§ Consegna
Ripeti tali e quali tutte le righe, da quella che contiene "imax-col-header-assoc: 学会 <box>711" giù fino a quella che contiene "imax-section-label: 广 州", comprese entrambe.

Annotazioni delle regioni:
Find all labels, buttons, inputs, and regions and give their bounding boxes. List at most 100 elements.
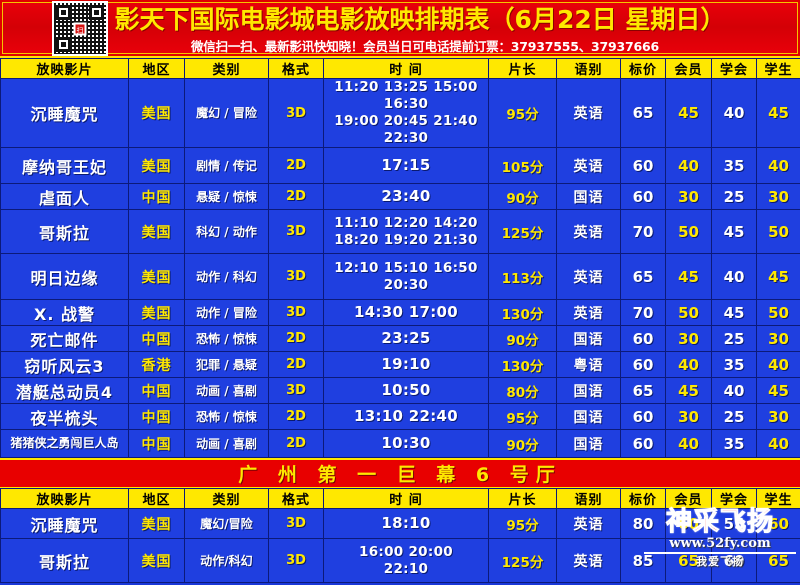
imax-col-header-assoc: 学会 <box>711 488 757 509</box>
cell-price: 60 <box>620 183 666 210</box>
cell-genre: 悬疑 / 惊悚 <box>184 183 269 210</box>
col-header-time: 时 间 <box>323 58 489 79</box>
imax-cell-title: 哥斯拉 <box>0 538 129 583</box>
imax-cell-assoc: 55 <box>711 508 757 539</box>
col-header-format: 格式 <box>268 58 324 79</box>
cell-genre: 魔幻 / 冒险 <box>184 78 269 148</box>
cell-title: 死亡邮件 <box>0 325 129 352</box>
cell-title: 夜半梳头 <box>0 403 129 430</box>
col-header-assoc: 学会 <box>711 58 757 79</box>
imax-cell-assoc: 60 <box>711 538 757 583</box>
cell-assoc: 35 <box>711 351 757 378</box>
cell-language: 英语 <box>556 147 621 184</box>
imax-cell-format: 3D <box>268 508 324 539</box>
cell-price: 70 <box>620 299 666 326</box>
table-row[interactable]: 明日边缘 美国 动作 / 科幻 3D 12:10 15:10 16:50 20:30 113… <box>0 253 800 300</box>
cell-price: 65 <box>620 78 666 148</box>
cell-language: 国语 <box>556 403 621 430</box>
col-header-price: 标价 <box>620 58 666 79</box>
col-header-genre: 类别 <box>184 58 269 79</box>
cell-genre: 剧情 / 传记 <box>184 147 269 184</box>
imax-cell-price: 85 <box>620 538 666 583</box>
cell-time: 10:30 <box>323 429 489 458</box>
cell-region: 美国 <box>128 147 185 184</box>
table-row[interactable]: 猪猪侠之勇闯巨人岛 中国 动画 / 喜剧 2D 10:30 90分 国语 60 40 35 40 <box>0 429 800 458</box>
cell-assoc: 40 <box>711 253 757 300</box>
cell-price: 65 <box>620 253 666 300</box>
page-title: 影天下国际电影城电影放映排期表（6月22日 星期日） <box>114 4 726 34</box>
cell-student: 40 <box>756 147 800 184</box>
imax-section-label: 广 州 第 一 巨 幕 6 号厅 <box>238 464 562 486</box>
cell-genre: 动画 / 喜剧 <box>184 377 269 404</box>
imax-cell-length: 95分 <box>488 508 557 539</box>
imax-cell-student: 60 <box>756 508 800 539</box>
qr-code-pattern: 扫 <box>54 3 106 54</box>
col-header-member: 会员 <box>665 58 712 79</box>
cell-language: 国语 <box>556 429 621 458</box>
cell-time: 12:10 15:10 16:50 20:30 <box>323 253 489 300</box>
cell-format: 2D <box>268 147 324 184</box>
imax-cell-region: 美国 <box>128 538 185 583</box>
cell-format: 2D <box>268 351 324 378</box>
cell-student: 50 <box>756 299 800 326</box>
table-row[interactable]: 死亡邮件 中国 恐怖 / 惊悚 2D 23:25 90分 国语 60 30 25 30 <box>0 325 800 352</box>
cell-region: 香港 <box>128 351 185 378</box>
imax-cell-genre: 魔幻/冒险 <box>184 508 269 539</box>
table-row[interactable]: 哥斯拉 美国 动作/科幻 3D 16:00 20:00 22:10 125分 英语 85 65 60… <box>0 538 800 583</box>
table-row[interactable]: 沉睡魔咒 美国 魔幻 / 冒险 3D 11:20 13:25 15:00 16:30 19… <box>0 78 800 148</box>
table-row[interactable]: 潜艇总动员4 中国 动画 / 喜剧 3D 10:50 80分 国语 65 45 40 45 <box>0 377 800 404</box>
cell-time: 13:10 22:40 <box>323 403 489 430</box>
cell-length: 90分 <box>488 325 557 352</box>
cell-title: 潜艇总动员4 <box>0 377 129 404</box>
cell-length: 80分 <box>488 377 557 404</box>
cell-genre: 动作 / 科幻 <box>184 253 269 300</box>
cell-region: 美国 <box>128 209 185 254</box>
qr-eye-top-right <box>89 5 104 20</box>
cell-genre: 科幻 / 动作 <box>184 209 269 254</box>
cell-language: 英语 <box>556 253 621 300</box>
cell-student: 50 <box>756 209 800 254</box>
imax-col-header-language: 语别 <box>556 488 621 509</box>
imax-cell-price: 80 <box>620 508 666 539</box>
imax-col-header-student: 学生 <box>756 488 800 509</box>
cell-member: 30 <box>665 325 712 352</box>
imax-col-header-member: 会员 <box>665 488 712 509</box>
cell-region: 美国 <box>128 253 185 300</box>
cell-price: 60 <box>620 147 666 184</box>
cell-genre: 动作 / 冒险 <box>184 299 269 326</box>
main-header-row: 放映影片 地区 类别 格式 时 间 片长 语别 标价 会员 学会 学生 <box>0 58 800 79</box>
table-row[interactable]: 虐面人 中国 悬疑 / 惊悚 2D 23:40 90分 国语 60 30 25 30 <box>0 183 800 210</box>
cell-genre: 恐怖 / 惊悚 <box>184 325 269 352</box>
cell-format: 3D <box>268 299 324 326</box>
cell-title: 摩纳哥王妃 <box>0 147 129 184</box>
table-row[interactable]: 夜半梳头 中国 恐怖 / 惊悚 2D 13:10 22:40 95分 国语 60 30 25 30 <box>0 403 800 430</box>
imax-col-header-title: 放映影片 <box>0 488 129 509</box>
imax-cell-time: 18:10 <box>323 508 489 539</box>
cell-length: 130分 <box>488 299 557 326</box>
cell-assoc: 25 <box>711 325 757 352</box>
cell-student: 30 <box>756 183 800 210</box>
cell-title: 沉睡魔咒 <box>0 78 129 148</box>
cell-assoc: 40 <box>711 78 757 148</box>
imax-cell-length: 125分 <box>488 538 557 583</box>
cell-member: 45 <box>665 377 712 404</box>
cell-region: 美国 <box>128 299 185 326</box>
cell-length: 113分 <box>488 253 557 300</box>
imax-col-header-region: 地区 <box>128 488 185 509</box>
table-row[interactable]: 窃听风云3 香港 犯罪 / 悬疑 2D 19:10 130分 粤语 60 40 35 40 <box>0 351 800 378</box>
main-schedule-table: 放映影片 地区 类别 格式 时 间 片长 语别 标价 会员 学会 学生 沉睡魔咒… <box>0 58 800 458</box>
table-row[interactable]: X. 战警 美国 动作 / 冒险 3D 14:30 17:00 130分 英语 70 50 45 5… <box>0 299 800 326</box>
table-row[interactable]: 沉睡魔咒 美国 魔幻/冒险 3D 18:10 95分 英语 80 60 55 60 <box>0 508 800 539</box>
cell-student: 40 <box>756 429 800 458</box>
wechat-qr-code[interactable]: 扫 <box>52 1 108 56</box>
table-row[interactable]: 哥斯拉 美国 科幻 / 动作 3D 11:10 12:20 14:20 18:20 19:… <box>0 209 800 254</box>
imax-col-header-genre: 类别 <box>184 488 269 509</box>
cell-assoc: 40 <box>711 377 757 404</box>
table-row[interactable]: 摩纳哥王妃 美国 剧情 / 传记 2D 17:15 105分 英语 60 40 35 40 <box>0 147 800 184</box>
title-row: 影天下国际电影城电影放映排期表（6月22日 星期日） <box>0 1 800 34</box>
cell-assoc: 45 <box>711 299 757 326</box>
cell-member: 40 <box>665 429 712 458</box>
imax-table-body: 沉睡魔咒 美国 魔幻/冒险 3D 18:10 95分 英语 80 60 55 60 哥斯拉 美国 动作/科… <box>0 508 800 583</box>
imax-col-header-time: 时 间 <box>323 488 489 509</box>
* * *
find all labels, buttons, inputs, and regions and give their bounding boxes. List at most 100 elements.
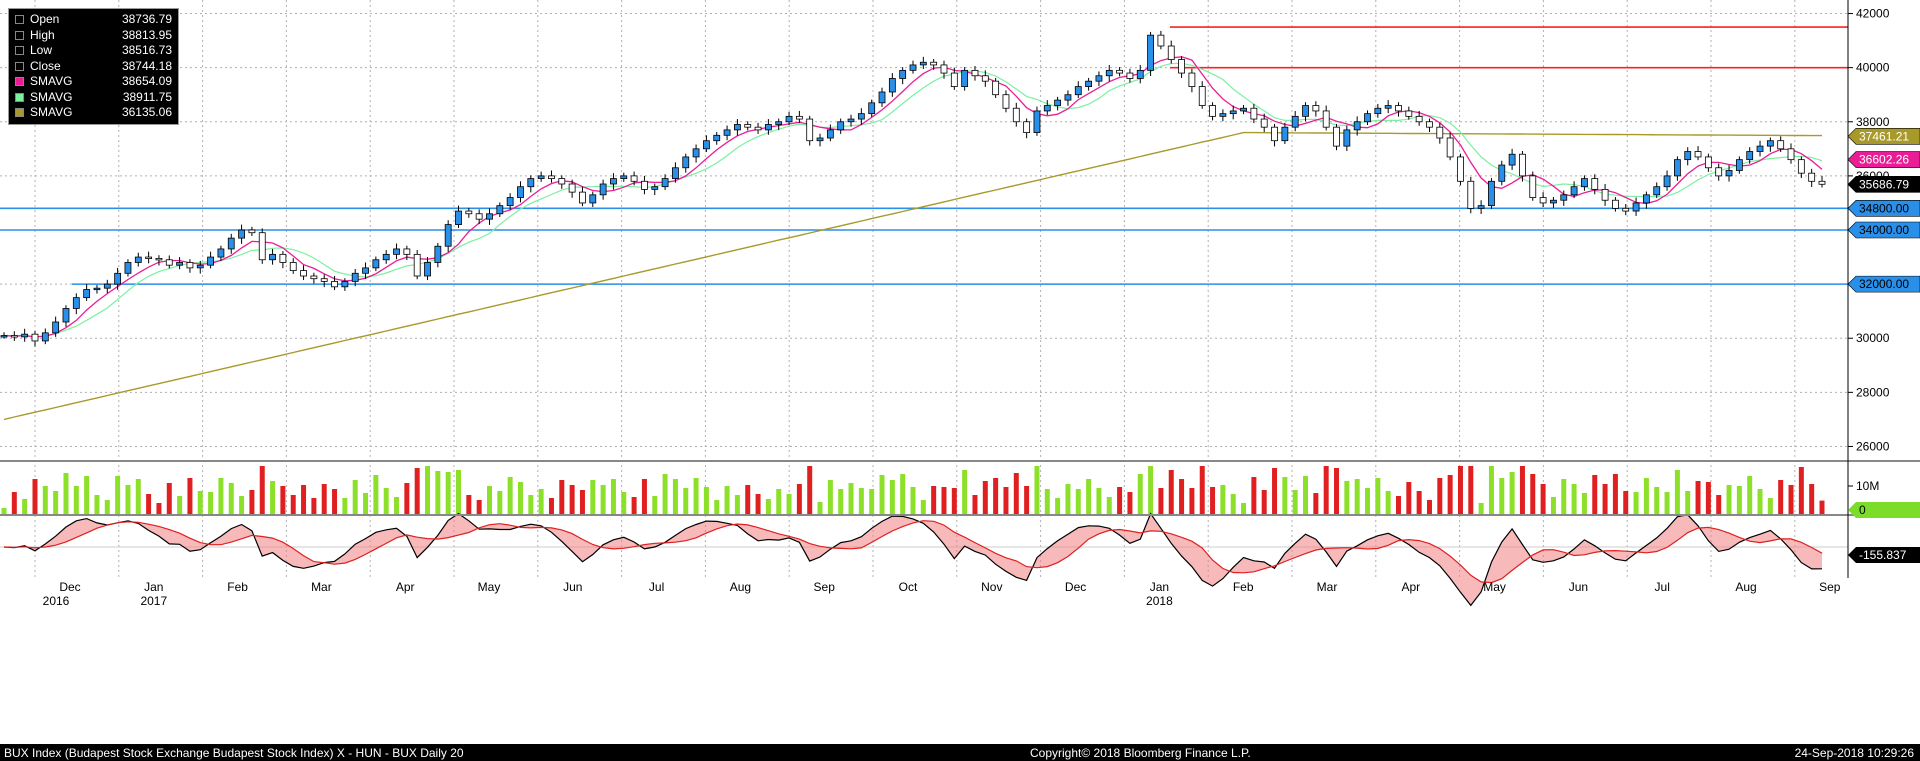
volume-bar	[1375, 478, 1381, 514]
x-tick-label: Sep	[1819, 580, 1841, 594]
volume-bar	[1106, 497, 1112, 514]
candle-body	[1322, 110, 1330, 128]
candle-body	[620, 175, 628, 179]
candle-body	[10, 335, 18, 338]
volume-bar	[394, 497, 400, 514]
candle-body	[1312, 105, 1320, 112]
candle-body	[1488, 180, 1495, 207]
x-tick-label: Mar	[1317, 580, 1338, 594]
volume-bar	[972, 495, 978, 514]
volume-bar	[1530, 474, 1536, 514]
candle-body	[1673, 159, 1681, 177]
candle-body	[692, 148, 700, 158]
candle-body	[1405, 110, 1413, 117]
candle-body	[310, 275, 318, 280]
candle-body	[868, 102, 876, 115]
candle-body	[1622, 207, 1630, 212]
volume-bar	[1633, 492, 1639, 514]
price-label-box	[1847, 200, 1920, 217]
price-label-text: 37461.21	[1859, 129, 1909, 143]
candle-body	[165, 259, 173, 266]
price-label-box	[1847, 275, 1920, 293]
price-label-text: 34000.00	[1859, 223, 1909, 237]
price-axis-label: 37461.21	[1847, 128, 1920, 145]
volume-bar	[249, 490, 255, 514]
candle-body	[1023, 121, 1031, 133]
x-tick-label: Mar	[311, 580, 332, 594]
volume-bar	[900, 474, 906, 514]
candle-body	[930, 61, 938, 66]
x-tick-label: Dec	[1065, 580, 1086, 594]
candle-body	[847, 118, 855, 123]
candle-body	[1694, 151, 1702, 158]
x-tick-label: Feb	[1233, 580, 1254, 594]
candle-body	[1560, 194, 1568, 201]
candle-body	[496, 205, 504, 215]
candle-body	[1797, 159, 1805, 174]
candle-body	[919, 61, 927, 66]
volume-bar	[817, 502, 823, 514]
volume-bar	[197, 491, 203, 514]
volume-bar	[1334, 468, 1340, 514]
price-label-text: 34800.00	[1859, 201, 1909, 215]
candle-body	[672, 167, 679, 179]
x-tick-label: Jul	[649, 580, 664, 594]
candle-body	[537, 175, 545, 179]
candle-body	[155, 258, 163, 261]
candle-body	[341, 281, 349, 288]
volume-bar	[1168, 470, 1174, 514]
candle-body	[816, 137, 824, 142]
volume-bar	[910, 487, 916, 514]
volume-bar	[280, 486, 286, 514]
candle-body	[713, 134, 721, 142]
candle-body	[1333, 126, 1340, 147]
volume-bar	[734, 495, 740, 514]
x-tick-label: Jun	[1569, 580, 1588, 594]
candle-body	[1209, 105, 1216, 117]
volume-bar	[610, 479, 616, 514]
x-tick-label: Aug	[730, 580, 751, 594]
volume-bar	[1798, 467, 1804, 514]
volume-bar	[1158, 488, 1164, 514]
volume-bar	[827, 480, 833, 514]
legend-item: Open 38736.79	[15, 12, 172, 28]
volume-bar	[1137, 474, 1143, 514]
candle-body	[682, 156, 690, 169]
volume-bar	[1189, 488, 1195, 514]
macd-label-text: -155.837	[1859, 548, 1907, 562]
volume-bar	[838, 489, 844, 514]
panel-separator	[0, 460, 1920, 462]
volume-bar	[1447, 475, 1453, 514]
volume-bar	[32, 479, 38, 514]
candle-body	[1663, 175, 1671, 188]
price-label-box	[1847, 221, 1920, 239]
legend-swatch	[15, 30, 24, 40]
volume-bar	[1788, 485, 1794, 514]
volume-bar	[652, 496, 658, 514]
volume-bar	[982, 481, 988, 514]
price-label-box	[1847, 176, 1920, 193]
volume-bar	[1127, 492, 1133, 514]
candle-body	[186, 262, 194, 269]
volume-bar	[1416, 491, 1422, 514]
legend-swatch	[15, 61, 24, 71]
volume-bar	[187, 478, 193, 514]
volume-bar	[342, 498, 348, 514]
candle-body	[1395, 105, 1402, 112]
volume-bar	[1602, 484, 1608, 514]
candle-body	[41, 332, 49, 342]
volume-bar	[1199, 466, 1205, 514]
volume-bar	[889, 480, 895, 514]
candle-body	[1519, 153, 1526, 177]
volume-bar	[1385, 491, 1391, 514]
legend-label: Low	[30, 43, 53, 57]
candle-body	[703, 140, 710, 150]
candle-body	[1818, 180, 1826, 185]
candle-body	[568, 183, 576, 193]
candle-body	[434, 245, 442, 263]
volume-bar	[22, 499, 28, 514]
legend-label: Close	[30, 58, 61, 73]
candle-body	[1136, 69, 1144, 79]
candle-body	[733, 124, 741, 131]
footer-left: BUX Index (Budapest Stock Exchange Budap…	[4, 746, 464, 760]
---
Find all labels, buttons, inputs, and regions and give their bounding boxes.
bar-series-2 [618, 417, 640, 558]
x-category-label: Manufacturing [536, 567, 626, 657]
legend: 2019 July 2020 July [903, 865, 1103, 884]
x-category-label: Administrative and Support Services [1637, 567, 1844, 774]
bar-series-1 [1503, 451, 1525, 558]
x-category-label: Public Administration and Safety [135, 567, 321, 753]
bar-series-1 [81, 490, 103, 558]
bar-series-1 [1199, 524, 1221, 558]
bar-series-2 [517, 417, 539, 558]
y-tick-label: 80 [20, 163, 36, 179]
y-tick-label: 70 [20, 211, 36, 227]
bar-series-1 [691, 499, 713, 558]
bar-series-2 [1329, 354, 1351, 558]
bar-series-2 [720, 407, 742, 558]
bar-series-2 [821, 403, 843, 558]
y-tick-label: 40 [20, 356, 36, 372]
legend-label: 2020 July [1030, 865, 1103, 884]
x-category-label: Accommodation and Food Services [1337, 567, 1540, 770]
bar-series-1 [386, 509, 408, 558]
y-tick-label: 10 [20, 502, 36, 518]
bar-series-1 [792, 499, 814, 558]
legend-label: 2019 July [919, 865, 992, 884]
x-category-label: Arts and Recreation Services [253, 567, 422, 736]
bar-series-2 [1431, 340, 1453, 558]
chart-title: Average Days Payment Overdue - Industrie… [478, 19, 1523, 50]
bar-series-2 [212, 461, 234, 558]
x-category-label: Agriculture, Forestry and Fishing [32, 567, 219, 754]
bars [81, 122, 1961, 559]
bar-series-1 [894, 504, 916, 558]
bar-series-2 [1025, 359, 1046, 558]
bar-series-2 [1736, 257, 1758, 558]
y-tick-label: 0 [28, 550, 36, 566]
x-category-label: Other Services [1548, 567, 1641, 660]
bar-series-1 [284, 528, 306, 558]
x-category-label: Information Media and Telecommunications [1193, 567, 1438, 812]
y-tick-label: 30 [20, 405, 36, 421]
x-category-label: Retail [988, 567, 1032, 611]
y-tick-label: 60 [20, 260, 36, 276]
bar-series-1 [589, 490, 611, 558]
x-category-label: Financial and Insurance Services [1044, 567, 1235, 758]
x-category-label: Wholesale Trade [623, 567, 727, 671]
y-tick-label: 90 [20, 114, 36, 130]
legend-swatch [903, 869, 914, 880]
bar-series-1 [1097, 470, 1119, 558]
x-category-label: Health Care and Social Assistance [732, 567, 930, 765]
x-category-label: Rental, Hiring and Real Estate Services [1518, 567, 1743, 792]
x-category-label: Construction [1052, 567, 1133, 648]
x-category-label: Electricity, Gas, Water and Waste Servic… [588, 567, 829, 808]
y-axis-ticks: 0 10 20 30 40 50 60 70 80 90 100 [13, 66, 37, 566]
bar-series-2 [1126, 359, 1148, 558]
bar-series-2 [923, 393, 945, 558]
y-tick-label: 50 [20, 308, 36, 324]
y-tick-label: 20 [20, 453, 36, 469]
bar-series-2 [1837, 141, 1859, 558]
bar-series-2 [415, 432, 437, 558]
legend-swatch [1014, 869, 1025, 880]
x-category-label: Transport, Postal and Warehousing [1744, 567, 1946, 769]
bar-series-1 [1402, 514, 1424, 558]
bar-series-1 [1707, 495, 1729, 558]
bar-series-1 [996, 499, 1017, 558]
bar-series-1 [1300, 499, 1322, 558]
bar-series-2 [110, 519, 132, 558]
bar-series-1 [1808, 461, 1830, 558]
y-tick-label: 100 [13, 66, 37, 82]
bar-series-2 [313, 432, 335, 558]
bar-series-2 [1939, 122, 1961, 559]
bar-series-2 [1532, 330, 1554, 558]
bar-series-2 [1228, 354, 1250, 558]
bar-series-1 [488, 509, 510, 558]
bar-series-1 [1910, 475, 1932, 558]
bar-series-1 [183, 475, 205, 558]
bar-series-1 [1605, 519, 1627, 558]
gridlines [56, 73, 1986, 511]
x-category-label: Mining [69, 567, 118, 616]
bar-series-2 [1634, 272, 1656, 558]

§ Risposta
imax-col-header-assoc: 学会 <box>711 488 757 509</box>
cell-price: 60 <box>620 183 666 210</box>
cell-genre: 悬疑 / 惊悚 <box>184 183 269 210</box>
col-header-time: 时 间 <box>323 58 489 79</box>
imax-cell-title: 哥斯拉 <box>0 538 129 583</box>
imax-cell-assoc: 55 <box>711 508 757 539</box>
col-header-format: 格式 <box>268 58 324 79</box>
cell-genre: 魔幻 / 冒险 <box>184 78 269 148</box>
cell-title: 死亡邮件 <box>0 325 129 352</box>
cell-title: 夜半梳头 <box>0 403 129 430</box>
col-header-assoc: 学会 <box>711 58 757 79</box>
imax-cell-assoc: 60 <box>711 538 757 583</box>
cell-assoc: 35 <box>711 351 757 378</box>
cell-language: 英语 <box>556 147 621 184</box>
imax-cell-format: 3D <box>268 508 324 539</box>
cell-price: 70 <box>620 299 666 326</box>
table-row[interactable]: 明日边缘 美国 动作 / 科幻 3D 12:10 15:10 16:50 20:30 113… <box>0 253 800 300</box>
cell-price: 65 <box>620 78 666 148</box>
cell-language: 国语 <box>556 403 621 430</box>
col-header-price: 标价 <box>620 58 666 79</box>
col-header-genre: 类别 <box>184 58 269 79</box>
cell-genre: 剧情 / 传记 <box>184 147 269 184</box>
imax-cell-price: 85 <box>620 538 666 583</box>
cell-time: 10:30 <box>323 429 489 458</box>
cell-region: 美国 <box>128 147 185 184</box>
table-row[interactable]: 猪猪侠之勇闯巨人岛 中国 动画 / 喜剧 2D 10:30 90分 国语 60 40 35 40 <box>0 429 800 458</box>
cell-assoc: 40 <box>711 253 757 300</box>
cell-price: 65 <box>620 253 666 300</box>
page-title: 影天下国际电影城电影放映排期表（6月22日 星期日） <box>114 4 726 34</box>
cell-student: 40 <box>756 147 800 184</box>
imax-section-label: 广 州 第 一 巨 幕 6 号厅 <box>238 464 562 486</box>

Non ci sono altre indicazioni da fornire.